Task requirements = Reproduce verbatim the part of the listing that opens with its first line and closes with the line containing "speaker bbox=[785, 88, 808, 148]", including both of those lines.

Provided information =
*****
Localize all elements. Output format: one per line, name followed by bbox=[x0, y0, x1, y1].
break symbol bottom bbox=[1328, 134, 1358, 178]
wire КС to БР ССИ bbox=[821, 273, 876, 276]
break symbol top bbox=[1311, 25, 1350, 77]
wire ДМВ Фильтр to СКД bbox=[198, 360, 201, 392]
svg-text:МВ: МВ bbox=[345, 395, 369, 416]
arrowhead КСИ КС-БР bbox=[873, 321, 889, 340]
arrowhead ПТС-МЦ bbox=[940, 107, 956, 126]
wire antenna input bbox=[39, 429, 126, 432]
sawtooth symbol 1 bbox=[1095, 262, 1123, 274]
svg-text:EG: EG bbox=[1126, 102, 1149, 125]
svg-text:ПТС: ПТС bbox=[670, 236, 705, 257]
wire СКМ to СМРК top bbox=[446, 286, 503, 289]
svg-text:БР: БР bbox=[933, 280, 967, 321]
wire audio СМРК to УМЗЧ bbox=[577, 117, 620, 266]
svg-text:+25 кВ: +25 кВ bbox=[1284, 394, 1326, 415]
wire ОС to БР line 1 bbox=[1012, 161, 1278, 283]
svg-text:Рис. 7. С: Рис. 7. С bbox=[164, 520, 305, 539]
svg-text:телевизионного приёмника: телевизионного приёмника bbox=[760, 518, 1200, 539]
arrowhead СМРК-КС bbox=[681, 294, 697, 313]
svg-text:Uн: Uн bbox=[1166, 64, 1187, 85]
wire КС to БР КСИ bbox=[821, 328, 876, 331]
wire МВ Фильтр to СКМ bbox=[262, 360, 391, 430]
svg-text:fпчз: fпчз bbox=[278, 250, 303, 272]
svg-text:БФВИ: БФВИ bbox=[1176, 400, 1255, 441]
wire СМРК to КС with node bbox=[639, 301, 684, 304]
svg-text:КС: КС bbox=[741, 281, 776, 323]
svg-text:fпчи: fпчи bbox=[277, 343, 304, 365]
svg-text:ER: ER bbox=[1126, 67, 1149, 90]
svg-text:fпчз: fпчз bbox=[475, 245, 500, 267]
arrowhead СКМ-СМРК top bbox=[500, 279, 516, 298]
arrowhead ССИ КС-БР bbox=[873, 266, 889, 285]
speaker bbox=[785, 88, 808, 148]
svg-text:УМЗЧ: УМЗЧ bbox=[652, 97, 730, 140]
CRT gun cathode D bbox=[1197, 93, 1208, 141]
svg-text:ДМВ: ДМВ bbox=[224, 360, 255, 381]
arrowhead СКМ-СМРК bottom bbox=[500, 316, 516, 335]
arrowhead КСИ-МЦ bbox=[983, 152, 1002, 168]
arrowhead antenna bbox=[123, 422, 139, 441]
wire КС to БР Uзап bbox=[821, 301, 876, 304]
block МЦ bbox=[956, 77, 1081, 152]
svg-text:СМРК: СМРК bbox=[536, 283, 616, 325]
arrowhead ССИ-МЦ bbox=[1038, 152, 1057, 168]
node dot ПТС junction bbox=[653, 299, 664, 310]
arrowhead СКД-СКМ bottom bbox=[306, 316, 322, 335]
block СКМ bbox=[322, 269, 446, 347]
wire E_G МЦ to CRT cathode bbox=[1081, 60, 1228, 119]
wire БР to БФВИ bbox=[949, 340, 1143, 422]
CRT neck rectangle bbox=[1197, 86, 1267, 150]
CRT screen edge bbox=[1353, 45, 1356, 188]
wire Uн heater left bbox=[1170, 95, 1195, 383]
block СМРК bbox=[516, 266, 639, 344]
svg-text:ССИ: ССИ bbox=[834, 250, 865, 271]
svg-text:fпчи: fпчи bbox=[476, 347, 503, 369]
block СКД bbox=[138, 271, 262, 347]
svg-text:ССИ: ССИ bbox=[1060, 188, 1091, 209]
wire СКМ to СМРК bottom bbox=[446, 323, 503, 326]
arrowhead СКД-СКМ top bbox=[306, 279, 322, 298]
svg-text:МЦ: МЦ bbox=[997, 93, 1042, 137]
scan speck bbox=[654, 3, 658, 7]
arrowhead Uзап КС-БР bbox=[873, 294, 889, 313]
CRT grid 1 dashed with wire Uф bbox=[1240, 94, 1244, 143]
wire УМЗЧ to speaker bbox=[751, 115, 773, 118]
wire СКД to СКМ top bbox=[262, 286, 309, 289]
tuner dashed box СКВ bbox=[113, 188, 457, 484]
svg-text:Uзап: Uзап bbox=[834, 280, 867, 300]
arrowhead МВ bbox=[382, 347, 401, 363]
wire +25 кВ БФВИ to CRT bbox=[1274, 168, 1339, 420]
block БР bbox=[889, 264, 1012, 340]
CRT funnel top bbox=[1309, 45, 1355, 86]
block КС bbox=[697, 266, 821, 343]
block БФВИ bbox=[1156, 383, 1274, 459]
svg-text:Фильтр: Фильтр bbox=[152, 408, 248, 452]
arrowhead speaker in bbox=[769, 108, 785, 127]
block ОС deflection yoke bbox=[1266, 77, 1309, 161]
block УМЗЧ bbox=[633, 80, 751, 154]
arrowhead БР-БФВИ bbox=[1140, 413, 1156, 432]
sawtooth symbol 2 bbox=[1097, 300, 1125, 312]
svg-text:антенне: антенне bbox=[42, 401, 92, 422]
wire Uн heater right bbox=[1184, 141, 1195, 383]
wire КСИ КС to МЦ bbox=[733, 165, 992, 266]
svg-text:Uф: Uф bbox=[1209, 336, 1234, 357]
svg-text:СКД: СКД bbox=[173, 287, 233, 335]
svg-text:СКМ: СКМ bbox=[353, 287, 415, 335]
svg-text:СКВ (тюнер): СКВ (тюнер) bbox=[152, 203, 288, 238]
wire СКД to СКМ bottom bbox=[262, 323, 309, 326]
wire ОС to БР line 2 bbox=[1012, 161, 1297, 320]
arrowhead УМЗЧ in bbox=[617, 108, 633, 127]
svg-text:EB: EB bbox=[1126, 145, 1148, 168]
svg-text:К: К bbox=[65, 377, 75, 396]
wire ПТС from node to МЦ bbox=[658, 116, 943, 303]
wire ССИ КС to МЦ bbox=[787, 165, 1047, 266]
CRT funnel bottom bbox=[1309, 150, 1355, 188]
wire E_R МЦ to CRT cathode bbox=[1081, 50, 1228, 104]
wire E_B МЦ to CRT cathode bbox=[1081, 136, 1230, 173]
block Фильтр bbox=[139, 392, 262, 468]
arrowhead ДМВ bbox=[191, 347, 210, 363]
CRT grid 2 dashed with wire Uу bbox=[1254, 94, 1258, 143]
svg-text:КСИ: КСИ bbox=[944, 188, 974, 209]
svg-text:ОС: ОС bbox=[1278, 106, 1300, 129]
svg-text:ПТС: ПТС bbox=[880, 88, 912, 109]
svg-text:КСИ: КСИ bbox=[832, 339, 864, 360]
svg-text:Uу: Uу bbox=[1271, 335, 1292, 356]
*****
Expected output =
Localize all elements. Output format: one per line, name followed by bbox=[x0, y0, x1, y1].
break symbol bottom bbox=[1328, 134, 1358, 178]
wire КС to БР ССИ bbox=[821, 273, 876, 276]
break symbol top bbox=[1311, 25, 1350, 77]
wire ДМВ Фильтр to СКД bbox=[198, 360, 201, 392]
svg-text:МВ: МВ bbox=[345, 395, 369, 416]
arrowhead КСИ КС-БР bbox=[873, 321, 889, 340]
arrowhead ПТС-МЦ bbox=[940, 107, 956, 126]
wire antenna input bbox=[39, 429, 126, 432]
sawtooth symbol 1 bbox=[1095, 262, 1123, 274]
svg-text:EG: EG bbox=[1126, 102, 1149, 125]
svg-text:ПТС: ПТС bbox=[670, 236, 705, 257]
wire СКМ to СМРК top bbox=[446, 286, 503, 289]
svg-text:БР: БР bbox=[933, 280, 967, 321]
wire audio СМРК to УМЗЧ bbox=[577, 117, 620, 266]
svg-text:+25 кВ: +25 кВ bbox=[1284, 394, 1326, 415]
wire ОС to БР line 1 bbox=[1012, 161, 1278, 283]
svg-text:Рис. 7. С: Рис. 7. С bbox=[164, 520, 305, 539]
svg-text:телевизионного приёмника: телевизионного приёмника bbox=[760, 518, 1200, 539]
arrowhead СМРК-КС bbox=[681, 294, 697, 313]
svg-text:Uн: Uн bbox=[1166, 64, 1187, 85]
wire КС to БР КСИ bbox=[821, 328, 876, 331]
wire МВ Фильтр to СКМ bbox=[262, 360, 391, 430]
svg-text:fпчз: fпчз bbox=[278, 250, 303, 272]
svg-text:БФВИ: БФВИ bbox=[1176, 400, 1255, 441]
wire СМРК to КС with node bbox=[639, 301, 684, 304]
svg-text:КС: КС bbox=[741, 281, 776, 323]
svg-text:fпчи: fпчи bbox=[277, 343, 304, 365]
svg-text:ER: ER bbox=[1126, 67, 1149, 90]
svg-text:fпчз: fпчз bbox=[475, 245, 500, 267]
arrowhead СКМ-СМРК top bbox=[500, 279, 516, 298]
arrowhead ССИ КС-БР bbox=[873, 266, 889, 285]
speaker bbox=[785, 88, 808, 148]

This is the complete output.